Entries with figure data
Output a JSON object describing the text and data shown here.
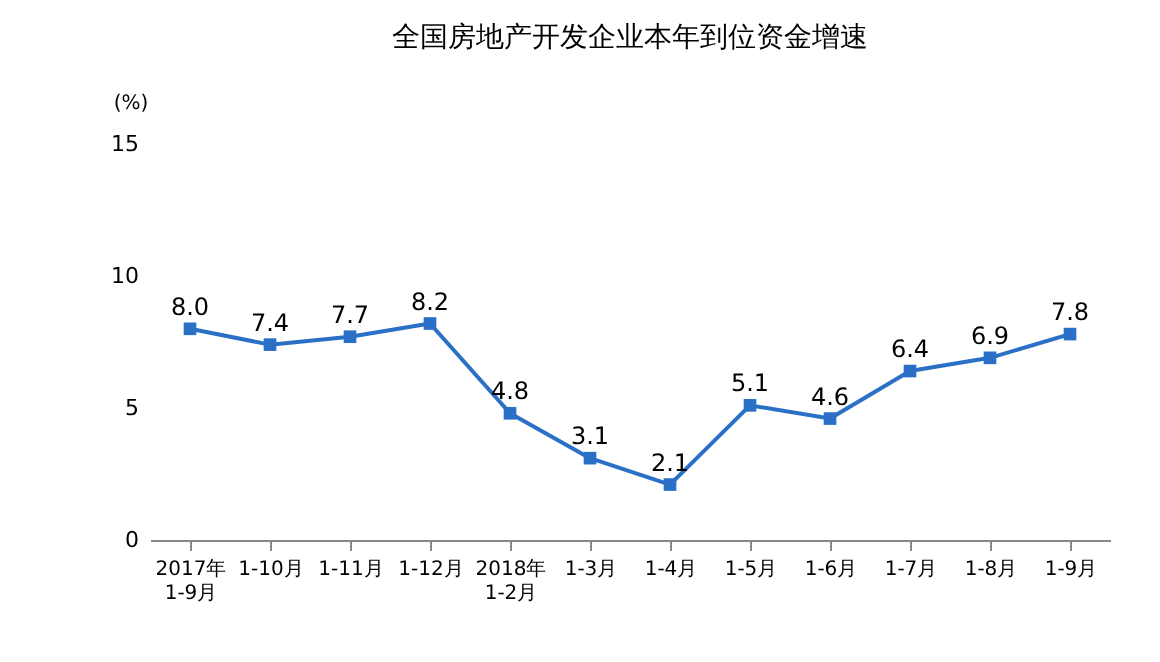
{
  "chart_data": {
    "type": "line",
    "title": "全国房地产开发企业本年到位资金增速",
    "ylabel": "(%)",
    "categories": [
      "2017年 1-9月",
      "1-10月",
      "1-11月",
      "1-12月",
      "2018年 1-2月",
      "1-3月",
      "1-4月",
      "1-5月",
      "1-6月",
      "1-7月",
      "1-8月",
      "1-9月"
    ],
    "series": [
      {
        "color": "#2a70c6",
        "values": [
          8.0,
          7.4,
          7.7,
          8.2,
          4.8,
          3.1,
          2.1,
          5.1,
          4.6,
          6.4,
          6.9,
          7.8
        ],
        "value_labels": [
          "8.0",
          "7.4",
          "7.7",
          "8.2",
          "4.8",
          "3.1",
          "2.1",
          "5.1",
          "4.6",
          "6.4",
          "6.9",
          "7.8"
        ]
      }
    ],
    "ylim": [
      0,
      15
    ],
    "yticks": [
      0,
      5,
      10,
      15
    ],
    "grid": false,
    "marker": "square",
    "line_style": "solid"
  }
}
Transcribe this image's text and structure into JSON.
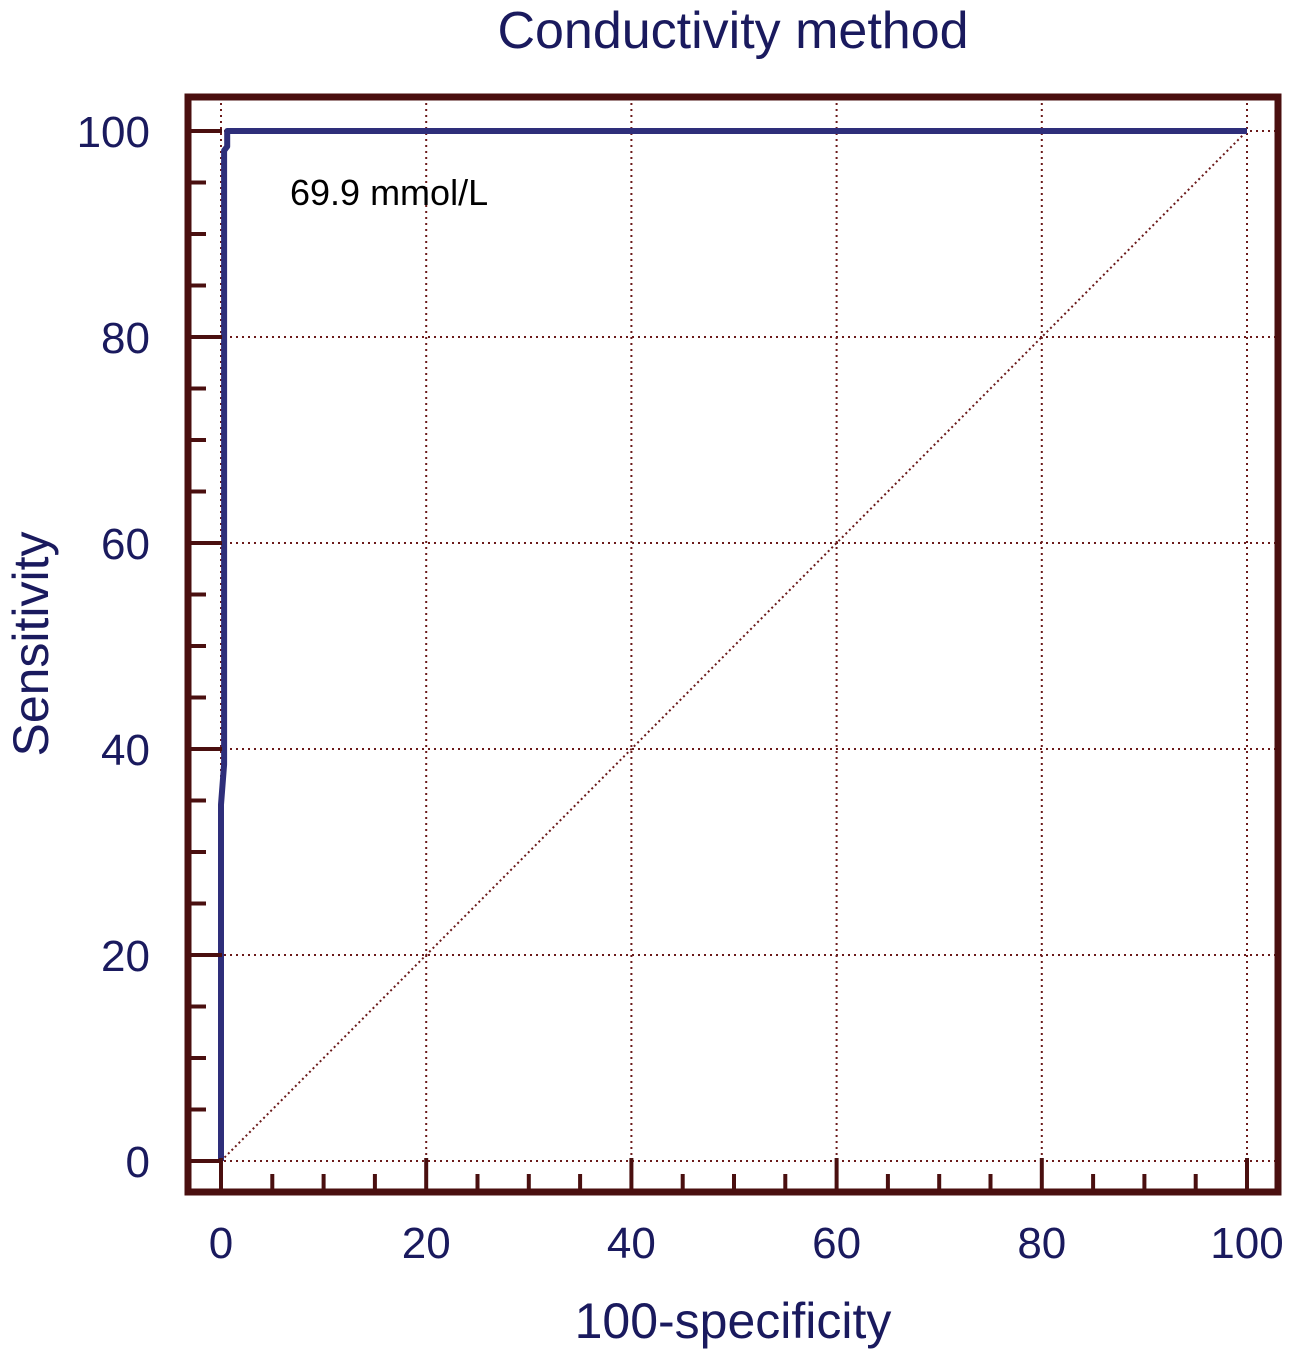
{
  "chart_data": {
    "type": "line",
    "title": "Conductivity method",
    "xlabel": "100-specificity",
    "ylabel": "Sensitivity",
    "xlim": [
      0,
      100
    ],
    "ylim": [
      0,
      100
    ],
    "xticks": [
      "0",
      "20",
      "40",
      "60",
      "80",
      "100"
    ],
    "yticks": [
      "0",
      "20",
      "40",
      "60",
      "80",
      "100"
    ],
    "grid": true,
    "series": [
      {
        "color": "#2e2e7a",
        "points": [
          [
            0,
            0
          ],
          [
            0,
            34.6
          ],
          [
            0.3,
            38.5
          ],
          [
            0.3,
            98.1
          ],
          [
            0.6,
            98.5
          ],
          [
            0.6,
            100
          ],
          [
            100,
            100
          ]
        ]
      }
    ],
    "reference_line": {
      "style": "dotted",
      "color": "#6b1a1a",
      "points": [
        [
          0,
          0
        ],
        [
          100,
          100
        ]
      ]
    },
    "annotations": [
      {
        "text": "69.9 mmol/L"
      }
    ],
    "colors": {
      "frame": "#4a0f0f",
      "grid": "#6b1a1a",
      "text": "#1a1a5e",
      "curve": "#2e2e7a"
    }
  }
}
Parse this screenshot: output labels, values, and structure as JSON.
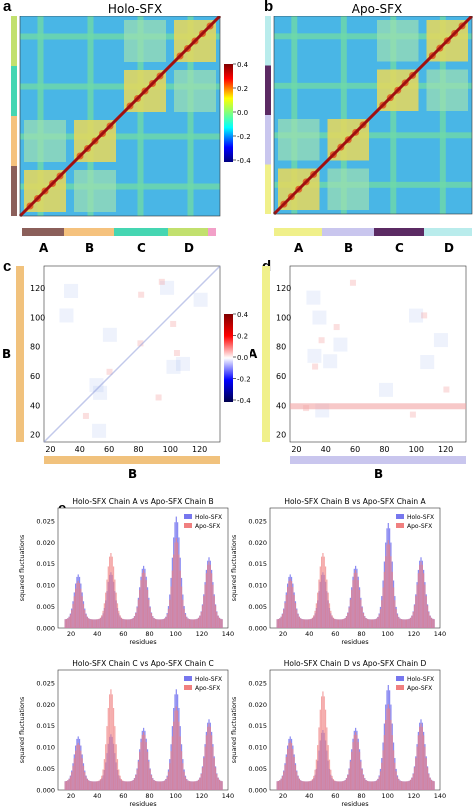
{
  "panels": {
    "a": "a",
    "b": "b",
    "c": "c",
    "d": "d",
    "e": "e"
  },
  "heatmaps": {
    "holo": {
      "title": "Holo-SFX",
      "chain_labels": [
        "A",
        "B",
        "C",
        "D"
      ],
      "chain_colors": [
        "#8b5f5a",
        "#f5c27e",
        "#45d6b2",
        "#c2e06e"
      ]
    },
    "apo": {
      "title": "Apo-SFX",
      "chain_labels": [
        "A",
        "B",
        "C",
        "D"
      ],
      "chain_colors": [
        "#f0f08a",
        "#c9c6ee",
        "#5b2a63",
        "#b9ecec"
      ]
    },
    "colorbar_ticks": [
      "0.4",
      "0.2",
      "0.0",
      "-0.2",
      "-0.4"
    ]
  },
  "diffmaps": {
    "c": {
      "ylabel": "B",
      "xlabel": "B",
      "left_bar_color": "#f1c27d",
      "bottom_bar_color": "#f1c27d",
      "ticks": [
        "20",
        "40",
        "60",
        "80",
        "100",
        "120"
      ]
    },
    "d": {
      "ylabel": "A",
      "xlabel": "B",
      "left_bar_color": "#f0f08a",
      "bottom_bar_color": "#c9c6ee",
      "ticks": [
        "20",
        "40",
        "60",
        "80",
        "100",
        "120"
      ]
    },
    "colorbar_ticks": [
      "0.4",
      "0.2",
      "0.0",
      "-0.2",
      "-0.4"
    ]
  },
  "chart_data": [
    {
      "type": "bar",
      "title": "Holo-SFX Chain A vs Apo-SFX Chain B",
      "xlabel": "residues",
      "ylabel": "squared fluctuations",
      "xlim": [
        10,
        140
      ],
      "ylim": [
        0,
        0.028
      ],
      "yticks": [
        "0.000",
        "0.005",
        "0.010",
        "0.015",
        "0.020",
        "0.025"
      ],
      "xticks": [
        "20",
        "40",
        "60",
        "80",
        "100",
        "120",
        "140"
      ],
      "series": [
        {
          "name": "Holo-SFX",
          "color": "#7777ee"
        },
        {
          "name": "Apo-SFX",
          "color": "#f08080"
        }
      ],
      "peaks": [
        [
          25,
          0.0105,
          0.009
        ],
        [
          50,
          0.011,
          0.0155
        ],
        [
          75,
          0.0125,
          0.0115
        ],
        [
          100,
          0.024,
          0.019
        ],
        [
          125,
          0.0145,
          0.0135
        ]
      ]
    },
    {
      "type": "bar",
      "title": "Holo-SFX Chain B vs Apo-SFX Chain A",
      "xlabel": "residues",
      "ylabel": "squared fluctuations",
      "xlim": [
        10,
        140
      ],
      "ylim": [
        0,
        0.028
      ],
      "yticks": [
        "0.000",
        "0.005",
        "0.010",
        "0.015",
        "0.020",
        "0.025"
      ],
      "xticks": [
        "20",
        "40",
        "60",
        "80",
        "100",
        "120",
        "140"
      ],
      "series": [
        {
          "name": "Holo-SFX",
          "color": "#7777ee"
        },
        {
          "name": "Apo-SFX",
          "color": "#f08080"
        }
      ],
      "peaks": [
        [
          25,
          0.0105,
          0.0095
        ],
        [
          50,
          0.011,
          0.0155
        ],
        [
          75,
          0.0125,
          0.0115
        ],
        [
          100,
          0.0225,
          0.0185
        ],
        [
          125,
          0.0145,
          0.0135
        ]
      ]
    },
    {
      "type": "bar",
      "title": "Holo-SFX Chain C vs Apo-SFX Chain C",
      "xlabel": "residues",
      "ylabel": "squared fluctuations",
      "xlim": [
        10,
        140
      ],
      "ylim": [
        0,
        0.028
      ],
      "yticks": [
        "0.000",
        "0.005",
        "0.010",
        "0.015",
        "0.020",
        "0.025"
      ],
      "xticks": [
        "20",
        "40",
        "60",
        "80",
        "100",
        "120",
        "140"
      ],
      "series": [
        {
          "name": "Holo-SFX",
          "color": "#7777ee"
        },
        {
          "name": "Apo-SFX",
          "color": "#f08080"
        }
      ],
      "peaks": [
        [
          25,
          0.0105,
          0.009
        ],
        [
          50,
          0.011,
          0.0215
        ],
        [
          75,
          0.0125,
          0.0115
        ],
        [
          100,
          0.0215,
          0.0175
        ],
        [
          125,
          0.0145,
          0.0135
        ]
      ]
    },
    {
      "type": "bar",
      "title": "Holo-SFX Chain D vs Apo-SFX Chain D",
      "xlabel": "residues",
      "ylabel": "squared fluctuations",
      "xlim": [
        10,
        140
      ],
      "ylim": [
        0,
        0.028
      ],
      "yticks": [
        "0.000",
        "0.005",
        "0.010",
        "0.015",
        "0.020",
        "0.025"
      ],
      "xticks": [
        "20",
        "40",
        "60",
        "80",
        "100",
        "120",
        "140"
      ],
      "series": [
        {
          "name": "Holo-SFX",
          "color": "#7777ee"
        },
        {
          "name": "Apo-SFX",
          "color": "#f08080"
        }
      ],
      "peaks": [
        [
          25,
          0.0105,
          0.0095
        ],
        [
          50,
          0.012,
          0.021
        ],
        [
          75,
          0.0125,
          0.0115
        ],
        [
          100,
          0.0225,
          0.018
        ],
        [
          125,
          0.0145,
          0.0135
        ]
      ]
    }
  ]
}
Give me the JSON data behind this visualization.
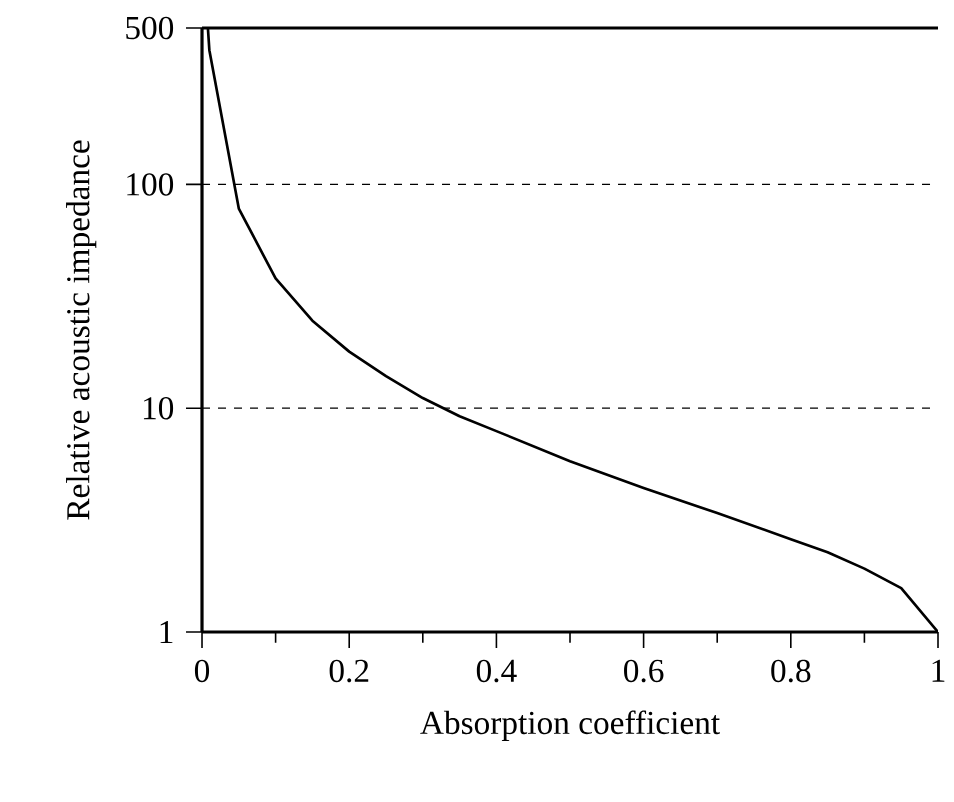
{
  "chart_data": {
    "type": "line",
    "xlabel": "Absorption coefficient",
    "ylabel": "Relative acoustic impedance",
    "x": [
      0.008,
      0.01,
      0.05,
      0.1,
      0.15,
      0.2,
      0.25,
      0.3,
      0.35,
      0.4,
      0.5,
      0.6,
      0.7,
      0.8,
      0.85,
      0.9,
      0.95,
      1.0
    ],
    "series": [
      {
        "color": "#000000",
        "values": [
          500,
          398,
          78,
          38,
          24.6,
          17.9,
          13.9,
          11.1,
          9.2,
          7.9,
          5.8,
          4.4,
          3.4,
          2.6,
          2.27,
          1.92,
          1.57,
          1
        ]
      }
    ],
    "xlim": [
      0,
      1
    ],
    "ylim": [
      1,
      500
    ],
    "xticks": [
      0,
      0.2,
      0.4,
      0.6,
      0.8,
      1
    ],
    "yticks": [
      1,
      10,
      100,
      500
    ],
    "log": "y",
    "grid": "y",
    "line_style": "solid",
    "marker": "none"
  }
}
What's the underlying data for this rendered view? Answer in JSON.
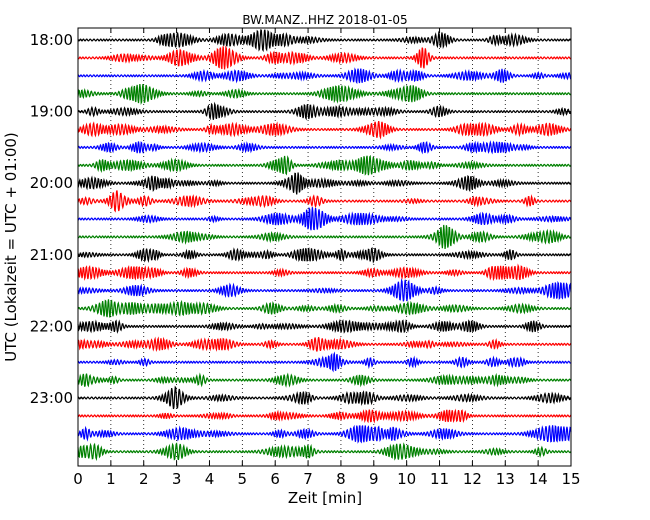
{
  "chart_data": {
    "type": "line",
    "title": "BW.MANZ..HHZ 2018-01-05",
    "xlabel": "Zeit  [min]",
    "ylabel": "UTC (Lokalzeit = UTC + 01:00)",
    "xlim": [
      0,
      15
    ],
    "x_ticks": [
      "0",
      "1",
      "2",
      "3",
      "4",
      "5",
      "6",
      "7",
      "8",
      "9",
      "10",
      "11",
      "12",
      "13",
      "14",
      "15"
    ],
    "y_tick_labels": [
      "18:00",
      "19:00",
      "20:00",
      "21:00",
      "22:00",
      "23:00"
    ],
    "trace_start_times": [
      "18:00",
      "18:15",
      "18:30",
      "18:45",
      "19:00",
      "19:15",
      "19:30",
      "19:45",
      "20:00",
      "20:15",
      "20:30",
      "20:45",
      "21:00",
      "21:15",
      "21:30",
      "21:45",
      "22:00",
      "22:15",
      "22:30",
      "22:45",
      "23:00",
      "23:15",
      "23:30",
      "23:45"
    ],
    "trace_colors": [
      "#000000",
      "#ff0000",
      "#0000ff",
      "#008000"
    ],
    "grid": "vertical dotted lines at each minute",
    "series_note": "Seismogram traces, 15 minutes per line, colors cycle black/red/blue/green"
  }
}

> **Problem requirements**
Search the lines for the word "dotted" and report how many contain it, by number only.

> **Result for this exercise**
2